- [WORK TO COMPLETE]: Lines containing "image" are to be counted. Give the number and nothing more.

[Excerpts from a figure dataset]
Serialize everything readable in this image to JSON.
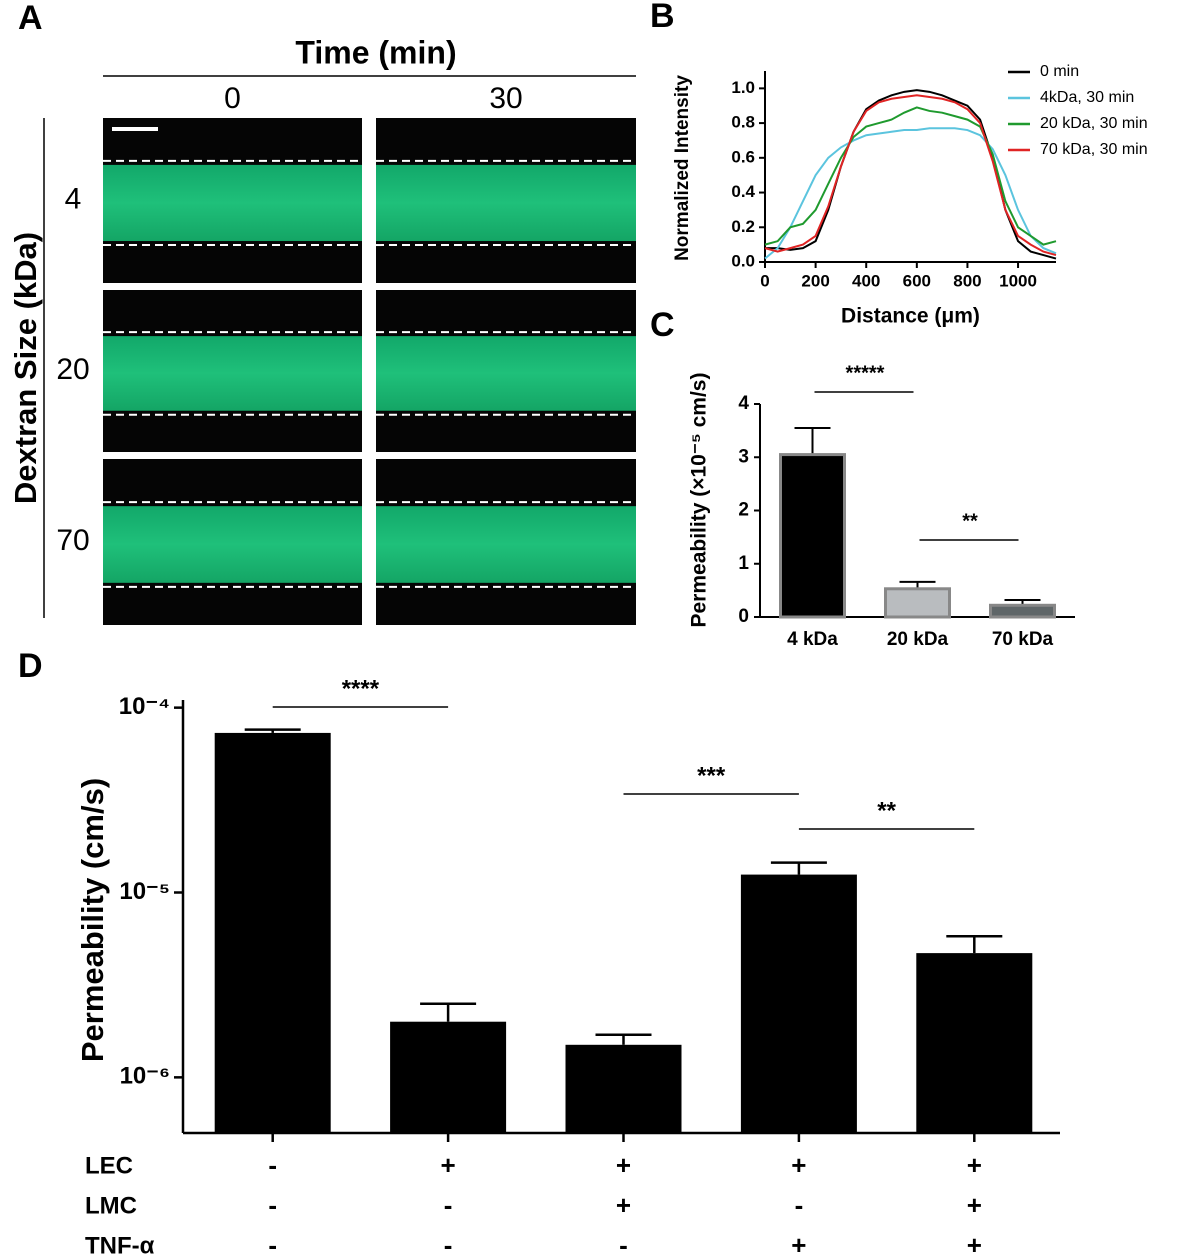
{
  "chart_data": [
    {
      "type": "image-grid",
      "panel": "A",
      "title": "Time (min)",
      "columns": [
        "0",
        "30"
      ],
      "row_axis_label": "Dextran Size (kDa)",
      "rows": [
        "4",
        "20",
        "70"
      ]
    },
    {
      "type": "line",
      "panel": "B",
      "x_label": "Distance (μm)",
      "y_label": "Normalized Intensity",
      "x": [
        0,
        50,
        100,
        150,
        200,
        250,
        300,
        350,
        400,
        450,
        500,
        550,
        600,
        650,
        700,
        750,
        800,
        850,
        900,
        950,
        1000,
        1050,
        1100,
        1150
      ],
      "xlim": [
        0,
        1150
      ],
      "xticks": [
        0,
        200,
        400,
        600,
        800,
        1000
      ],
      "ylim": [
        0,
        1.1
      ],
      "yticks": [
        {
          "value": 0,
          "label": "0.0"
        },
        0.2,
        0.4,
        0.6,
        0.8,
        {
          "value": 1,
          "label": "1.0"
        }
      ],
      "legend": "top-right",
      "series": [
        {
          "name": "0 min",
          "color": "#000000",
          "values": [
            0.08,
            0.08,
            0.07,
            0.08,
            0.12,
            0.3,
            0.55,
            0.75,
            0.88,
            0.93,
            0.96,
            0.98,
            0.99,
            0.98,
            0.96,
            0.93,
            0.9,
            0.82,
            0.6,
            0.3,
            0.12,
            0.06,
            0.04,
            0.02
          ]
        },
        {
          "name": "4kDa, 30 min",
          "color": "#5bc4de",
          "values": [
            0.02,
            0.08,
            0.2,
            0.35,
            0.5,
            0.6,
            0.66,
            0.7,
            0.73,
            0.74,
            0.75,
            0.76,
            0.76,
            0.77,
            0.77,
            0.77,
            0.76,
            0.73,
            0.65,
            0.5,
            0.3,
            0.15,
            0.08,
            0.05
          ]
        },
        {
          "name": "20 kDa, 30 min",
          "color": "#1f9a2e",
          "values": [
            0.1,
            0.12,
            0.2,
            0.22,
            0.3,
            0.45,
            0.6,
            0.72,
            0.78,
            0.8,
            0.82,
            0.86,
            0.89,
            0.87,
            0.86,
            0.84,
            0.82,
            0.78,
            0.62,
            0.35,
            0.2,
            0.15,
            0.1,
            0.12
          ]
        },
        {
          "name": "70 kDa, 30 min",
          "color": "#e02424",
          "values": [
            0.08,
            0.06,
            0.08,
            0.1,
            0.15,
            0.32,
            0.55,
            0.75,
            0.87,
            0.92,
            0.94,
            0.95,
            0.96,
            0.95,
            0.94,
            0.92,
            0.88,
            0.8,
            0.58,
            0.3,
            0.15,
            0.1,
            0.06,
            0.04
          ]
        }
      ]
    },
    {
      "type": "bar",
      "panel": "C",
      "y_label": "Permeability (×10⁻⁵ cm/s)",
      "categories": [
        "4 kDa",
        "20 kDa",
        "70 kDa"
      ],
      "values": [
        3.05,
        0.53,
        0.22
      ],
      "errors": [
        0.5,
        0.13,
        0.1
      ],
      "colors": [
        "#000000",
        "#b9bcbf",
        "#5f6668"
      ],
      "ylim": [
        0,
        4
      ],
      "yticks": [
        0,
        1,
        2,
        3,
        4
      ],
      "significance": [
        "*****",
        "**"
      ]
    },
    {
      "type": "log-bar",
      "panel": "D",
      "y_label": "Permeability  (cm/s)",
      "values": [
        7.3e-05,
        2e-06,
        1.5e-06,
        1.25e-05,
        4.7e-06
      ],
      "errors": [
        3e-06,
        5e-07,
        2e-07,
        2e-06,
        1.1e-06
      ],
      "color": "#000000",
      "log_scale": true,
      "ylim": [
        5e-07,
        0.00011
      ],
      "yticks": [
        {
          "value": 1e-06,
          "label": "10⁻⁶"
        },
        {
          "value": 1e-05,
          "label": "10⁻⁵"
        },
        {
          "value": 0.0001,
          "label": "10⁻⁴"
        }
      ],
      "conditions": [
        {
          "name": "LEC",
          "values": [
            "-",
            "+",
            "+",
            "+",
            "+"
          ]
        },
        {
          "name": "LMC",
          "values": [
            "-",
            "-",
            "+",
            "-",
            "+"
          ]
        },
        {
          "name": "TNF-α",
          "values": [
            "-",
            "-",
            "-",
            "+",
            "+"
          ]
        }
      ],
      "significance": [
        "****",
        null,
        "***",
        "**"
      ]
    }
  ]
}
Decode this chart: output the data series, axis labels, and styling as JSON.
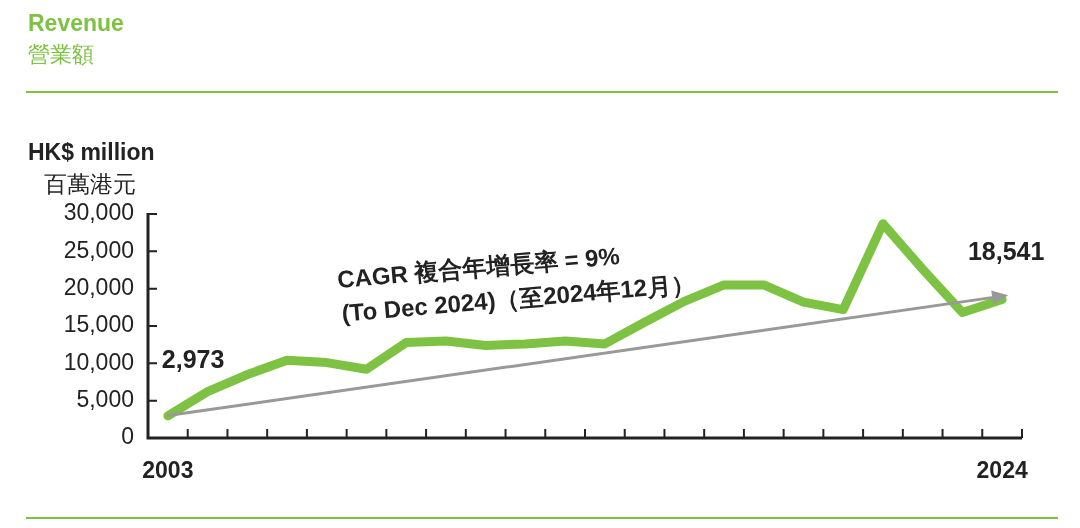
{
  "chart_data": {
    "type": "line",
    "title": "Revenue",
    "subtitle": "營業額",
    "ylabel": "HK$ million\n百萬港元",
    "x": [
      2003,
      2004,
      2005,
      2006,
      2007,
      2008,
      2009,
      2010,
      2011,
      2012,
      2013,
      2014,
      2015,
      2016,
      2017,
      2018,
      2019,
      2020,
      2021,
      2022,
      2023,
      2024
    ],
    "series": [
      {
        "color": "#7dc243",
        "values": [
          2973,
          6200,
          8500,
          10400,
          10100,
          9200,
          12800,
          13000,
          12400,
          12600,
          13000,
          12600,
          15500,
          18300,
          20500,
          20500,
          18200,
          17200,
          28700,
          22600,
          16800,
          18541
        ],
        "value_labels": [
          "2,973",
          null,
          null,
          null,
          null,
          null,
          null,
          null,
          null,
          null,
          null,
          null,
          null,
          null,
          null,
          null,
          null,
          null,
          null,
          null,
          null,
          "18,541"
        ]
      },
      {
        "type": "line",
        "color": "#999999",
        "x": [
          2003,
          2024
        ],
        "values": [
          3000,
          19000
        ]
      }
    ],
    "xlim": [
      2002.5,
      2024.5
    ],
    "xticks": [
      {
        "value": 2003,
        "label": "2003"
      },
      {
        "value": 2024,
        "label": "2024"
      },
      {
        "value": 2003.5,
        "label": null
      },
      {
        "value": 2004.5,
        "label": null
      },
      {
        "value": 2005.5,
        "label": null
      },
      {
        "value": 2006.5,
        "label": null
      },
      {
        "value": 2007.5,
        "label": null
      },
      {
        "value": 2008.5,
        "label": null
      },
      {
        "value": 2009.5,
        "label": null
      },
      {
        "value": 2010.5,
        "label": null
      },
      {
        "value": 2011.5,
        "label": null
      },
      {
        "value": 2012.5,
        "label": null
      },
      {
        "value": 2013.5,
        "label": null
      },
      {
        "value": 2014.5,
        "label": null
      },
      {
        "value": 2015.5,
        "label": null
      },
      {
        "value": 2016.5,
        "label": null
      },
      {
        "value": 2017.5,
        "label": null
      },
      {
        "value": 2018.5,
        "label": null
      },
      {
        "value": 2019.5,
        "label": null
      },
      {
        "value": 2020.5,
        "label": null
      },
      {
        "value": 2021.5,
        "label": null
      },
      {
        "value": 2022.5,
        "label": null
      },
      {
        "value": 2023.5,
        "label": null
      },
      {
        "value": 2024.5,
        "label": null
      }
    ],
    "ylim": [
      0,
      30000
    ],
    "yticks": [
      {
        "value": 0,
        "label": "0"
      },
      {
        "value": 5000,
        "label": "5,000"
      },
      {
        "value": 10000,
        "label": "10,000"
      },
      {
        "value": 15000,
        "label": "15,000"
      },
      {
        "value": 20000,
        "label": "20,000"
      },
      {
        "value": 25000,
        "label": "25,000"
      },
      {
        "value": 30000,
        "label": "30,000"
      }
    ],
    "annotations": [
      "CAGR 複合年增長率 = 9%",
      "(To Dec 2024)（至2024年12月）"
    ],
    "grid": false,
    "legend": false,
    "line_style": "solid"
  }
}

- [SOLUTION FOR THIS EXERCISE]: 2